SET EXERCISE.
Please print the full listing exactly.

-- start --

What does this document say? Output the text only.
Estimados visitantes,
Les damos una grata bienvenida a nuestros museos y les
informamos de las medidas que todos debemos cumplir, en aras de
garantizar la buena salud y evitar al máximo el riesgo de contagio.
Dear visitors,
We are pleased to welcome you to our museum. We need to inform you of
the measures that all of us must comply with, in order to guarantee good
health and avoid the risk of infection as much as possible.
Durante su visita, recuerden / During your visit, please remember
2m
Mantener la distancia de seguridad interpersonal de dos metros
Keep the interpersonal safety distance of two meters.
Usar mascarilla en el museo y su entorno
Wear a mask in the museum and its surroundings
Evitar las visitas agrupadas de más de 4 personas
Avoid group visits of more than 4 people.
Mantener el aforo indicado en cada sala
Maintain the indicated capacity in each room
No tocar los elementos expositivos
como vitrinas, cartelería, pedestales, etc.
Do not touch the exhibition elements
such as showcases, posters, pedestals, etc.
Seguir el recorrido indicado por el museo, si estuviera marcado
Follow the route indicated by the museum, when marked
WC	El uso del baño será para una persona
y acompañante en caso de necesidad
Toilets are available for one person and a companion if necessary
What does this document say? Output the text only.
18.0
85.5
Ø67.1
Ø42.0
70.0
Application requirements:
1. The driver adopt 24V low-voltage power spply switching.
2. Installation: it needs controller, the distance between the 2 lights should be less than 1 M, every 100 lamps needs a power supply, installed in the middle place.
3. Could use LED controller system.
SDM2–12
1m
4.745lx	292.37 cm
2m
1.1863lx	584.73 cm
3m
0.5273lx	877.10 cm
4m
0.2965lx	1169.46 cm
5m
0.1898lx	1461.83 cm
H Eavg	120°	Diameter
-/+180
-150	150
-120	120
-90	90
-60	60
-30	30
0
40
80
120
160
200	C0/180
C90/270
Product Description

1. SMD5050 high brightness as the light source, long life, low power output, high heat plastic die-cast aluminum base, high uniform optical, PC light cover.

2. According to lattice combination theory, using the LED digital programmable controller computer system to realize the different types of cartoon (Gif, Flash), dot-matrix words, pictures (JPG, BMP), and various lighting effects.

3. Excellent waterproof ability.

-- end --

OUTPUT FOR THIS EXERCISE.
What does this document say? Output the text only.
Estimados visitantes,
Les damos una grata bienvenida a nuestros museos y les
informamos de las medidas que todos debemos cumplir, en aras de
garantizar la buena salud y evitar al máximo el riesgo de contagio.
Dear visitors,
We are pleased to welcome you to our museum. We need to inform you of
the measures that all of us must comply with, in order to guarantee good
health and avoid the risk of infection as much as possible.
Durante su visita, recuerden / During your visit, please remember
2m
Mantener la distancia de seguridad interpersonal de dos metros
Keep the interpersonal safety distance of two meters.
Usar mascarilla en el museo y su entorno
Wear a mask in the museum and its surroundings
Evitar las visitas agrupadas de más de 4 personas
Avoid group visits of more than 4 people.
Mantener el aforo indicado en cada sala
Maintain the indicated capacity in each room
No tocar los elementos expositivos
como vitrinas, cartelería, pedestales, etc.
Do not touch the exhibition elements
such as showcases, posters, pedestals, etc.
Seguir el recorrido indicado por el museo, si estuviera marcado
Follow the route indicated by the museum, when marked
WC	El uso del baño será para una persona
y acompañante en caso de necesidad
Toilets are available for one person and a companion if necessary
What does this document say? Output the text only.
18.0
85.5
Ø67.1
Ø42.0
70.0
Application requirements:
1. The driver adopt 24V low-voltage power spply switching.
2. Installation: it needs controller, the distance between the 2 lights should be less than 1 M, every 100 lamps needs a power supply, installed in the middle place.
3. Could use LED controller system.
SDM2–12
1m
4.745lx	292.37 cm
2m
1.1863lx	584.73 cm
3m
0.5273lx	877.10 cm
4m
0.2965lx	1169.46 cm
5m
0.1898lx	1461.83 cm
H Eavg	120°	Diameter
-/+180
-150	150
-120	120
-90	90
-60	60
-30	30
0
40
80
120
160
200	C0/180
C90/270
Product Description

1. SMD5050 high brightness as the light source, long life, low power output, high heat plastic die-cast aluminum base, high uniform optical, PC light cover.

2. According to lattice combination theory, using the LED digital programmable controller computer system to realize the different types of cartoon (Gif, Flash), dot-matrix words, pictures (JPG, BMP), and various lighting effects.

3. Excellent waterproof ability.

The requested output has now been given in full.